Data items:
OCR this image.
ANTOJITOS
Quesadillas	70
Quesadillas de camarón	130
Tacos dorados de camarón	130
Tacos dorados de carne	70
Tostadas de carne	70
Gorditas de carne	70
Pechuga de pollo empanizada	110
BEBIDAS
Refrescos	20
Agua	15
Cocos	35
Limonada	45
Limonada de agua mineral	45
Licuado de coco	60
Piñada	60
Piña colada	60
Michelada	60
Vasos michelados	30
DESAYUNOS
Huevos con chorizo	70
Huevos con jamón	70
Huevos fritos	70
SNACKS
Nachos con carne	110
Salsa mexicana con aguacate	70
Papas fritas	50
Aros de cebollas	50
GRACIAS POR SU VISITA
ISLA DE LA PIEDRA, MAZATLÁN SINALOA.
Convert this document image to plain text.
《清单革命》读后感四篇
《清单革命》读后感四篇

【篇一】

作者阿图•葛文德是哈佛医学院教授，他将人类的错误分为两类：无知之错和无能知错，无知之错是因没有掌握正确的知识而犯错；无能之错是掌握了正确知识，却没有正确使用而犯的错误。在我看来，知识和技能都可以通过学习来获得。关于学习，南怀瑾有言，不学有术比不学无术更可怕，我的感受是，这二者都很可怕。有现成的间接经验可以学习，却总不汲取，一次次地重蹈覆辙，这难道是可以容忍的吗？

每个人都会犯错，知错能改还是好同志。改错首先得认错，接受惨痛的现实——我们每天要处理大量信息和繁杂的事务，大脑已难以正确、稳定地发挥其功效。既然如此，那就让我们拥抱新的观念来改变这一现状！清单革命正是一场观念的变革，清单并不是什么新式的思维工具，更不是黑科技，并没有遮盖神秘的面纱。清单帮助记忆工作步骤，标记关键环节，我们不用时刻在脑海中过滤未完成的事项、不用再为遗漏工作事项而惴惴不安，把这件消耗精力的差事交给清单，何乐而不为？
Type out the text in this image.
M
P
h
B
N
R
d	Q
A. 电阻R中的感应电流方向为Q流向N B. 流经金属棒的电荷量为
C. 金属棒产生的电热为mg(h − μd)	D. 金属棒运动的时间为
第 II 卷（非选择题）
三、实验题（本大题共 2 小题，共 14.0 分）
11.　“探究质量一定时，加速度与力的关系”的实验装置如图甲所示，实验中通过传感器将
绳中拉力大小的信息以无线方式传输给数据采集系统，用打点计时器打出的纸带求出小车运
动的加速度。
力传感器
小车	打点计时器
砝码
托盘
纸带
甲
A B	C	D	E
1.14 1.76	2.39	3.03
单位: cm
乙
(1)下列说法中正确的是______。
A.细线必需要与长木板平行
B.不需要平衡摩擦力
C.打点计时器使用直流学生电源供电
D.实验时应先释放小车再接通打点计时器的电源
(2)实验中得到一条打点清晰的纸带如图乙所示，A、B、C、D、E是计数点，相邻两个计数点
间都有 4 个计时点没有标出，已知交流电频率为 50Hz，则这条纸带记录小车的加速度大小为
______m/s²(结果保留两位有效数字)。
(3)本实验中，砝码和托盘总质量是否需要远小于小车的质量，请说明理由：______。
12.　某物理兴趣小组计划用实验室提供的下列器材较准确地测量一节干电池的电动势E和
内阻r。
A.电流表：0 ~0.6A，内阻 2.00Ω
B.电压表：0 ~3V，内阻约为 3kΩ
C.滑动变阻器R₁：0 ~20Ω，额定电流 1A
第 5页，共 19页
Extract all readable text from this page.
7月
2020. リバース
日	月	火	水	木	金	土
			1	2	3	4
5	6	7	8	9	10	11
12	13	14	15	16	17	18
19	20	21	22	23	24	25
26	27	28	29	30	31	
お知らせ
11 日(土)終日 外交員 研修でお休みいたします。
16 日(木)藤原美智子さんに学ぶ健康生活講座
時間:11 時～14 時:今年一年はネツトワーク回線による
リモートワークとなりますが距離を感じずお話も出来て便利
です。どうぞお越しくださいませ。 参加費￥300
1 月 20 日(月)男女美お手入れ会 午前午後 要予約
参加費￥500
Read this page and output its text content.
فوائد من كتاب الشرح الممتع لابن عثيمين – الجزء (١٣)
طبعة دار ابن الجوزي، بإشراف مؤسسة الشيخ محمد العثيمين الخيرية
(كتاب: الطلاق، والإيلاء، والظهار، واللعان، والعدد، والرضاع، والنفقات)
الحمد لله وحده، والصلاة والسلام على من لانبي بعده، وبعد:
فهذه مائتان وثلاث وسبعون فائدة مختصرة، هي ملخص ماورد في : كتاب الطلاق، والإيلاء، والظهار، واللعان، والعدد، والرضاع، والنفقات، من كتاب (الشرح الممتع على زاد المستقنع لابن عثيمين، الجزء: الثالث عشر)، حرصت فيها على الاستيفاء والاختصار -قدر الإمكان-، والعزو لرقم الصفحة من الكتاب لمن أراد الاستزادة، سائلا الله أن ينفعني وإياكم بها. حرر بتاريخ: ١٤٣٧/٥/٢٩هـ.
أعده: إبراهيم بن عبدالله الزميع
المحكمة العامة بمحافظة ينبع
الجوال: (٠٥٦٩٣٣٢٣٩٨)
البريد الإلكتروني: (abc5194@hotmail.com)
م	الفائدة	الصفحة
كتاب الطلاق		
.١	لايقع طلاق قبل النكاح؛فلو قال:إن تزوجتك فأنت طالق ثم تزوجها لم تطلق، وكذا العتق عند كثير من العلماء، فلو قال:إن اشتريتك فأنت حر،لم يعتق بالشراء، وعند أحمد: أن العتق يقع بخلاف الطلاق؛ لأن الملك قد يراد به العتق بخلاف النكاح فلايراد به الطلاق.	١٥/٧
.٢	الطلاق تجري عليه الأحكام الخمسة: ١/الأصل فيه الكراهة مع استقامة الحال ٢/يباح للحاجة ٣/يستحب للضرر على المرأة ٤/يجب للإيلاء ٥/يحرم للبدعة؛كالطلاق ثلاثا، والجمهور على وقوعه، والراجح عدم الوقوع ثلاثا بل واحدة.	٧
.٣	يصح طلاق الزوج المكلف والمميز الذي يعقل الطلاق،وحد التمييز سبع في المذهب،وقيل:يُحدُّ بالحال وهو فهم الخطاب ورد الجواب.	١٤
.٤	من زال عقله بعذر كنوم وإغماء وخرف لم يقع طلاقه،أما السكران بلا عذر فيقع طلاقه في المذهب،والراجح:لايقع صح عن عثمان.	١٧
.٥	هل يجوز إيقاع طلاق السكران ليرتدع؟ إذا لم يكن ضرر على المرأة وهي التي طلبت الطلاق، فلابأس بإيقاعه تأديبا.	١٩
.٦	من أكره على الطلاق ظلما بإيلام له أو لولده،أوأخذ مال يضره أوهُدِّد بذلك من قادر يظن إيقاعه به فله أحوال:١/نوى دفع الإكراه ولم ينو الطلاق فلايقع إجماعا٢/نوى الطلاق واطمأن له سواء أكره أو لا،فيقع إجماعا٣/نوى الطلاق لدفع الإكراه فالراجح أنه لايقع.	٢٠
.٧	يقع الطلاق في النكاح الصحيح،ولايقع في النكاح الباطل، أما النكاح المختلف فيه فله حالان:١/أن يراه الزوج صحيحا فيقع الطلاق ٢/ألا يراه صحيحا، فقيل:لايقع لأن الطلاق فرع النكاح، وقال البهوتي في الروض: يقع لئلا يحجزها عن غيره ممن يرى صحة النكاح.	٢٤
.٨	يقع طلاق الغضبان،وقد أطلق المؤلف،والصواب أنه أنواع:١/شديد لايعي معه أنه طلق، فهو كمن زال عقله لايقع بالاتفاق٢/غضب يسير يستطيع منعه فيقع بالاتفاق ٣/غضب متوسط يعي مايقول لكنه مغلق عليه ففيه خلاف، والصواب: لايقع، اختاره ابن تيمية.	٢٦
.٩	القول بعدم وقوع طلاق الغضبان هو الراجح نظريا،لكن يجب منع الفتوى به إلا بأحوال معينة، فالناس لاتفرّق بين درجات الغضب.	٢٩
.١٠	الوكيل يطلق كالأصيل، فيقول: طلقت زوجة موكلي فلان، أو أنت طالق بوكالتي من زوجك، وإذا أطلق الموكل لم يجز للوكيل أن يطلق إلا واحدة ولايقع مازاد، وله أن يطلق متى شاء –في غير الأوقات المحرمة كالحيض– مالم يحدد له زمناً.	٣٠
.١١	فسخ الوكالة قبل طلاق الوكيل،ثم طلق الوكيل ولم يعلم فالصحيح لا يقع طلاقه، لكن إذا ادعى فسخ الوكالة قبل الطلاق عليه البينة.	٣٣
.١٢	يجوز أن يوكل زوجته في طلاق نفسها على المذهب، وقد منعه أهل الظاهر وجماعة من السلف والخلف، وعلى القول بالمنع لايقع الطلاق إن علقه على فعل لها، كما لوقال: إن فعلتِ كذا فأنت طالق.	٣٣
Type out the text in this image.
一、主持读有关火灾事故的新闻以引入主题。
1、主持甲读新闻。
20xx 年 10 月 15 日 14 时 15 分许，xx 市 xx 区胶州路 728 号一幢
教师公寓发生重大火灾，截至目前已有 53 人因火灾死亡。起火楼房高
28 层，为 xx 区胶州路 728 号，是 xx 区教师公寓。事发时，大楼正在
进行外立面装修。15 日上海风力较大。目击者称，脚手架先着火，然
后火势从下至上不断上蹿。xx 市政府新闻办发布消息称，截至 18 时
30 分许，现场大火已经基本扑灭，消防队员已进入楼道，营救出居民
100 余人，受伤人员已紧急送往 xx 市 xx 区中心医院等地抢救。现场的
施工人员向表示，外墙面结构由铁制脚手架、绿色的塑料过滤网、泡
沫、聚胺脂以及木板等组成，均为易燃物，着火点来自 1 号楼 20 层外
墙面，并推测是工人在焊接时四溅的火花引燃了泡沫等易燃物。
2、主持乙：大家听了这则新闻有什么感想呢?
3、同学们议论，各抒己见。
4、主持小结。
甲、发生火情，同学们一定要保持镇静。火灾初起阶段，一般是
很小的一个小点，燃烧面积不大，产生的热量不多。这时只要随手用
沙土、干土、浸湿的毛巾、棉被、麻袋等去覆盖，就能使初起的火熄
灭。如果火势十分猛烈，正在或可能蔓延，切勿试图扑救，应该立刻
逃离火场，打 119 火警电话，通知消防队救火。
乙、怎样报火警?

▸ Job
Of the lines in the material, how many contain the word "فيقع"? Reply with the number and nothing else.

▸ Expected output
4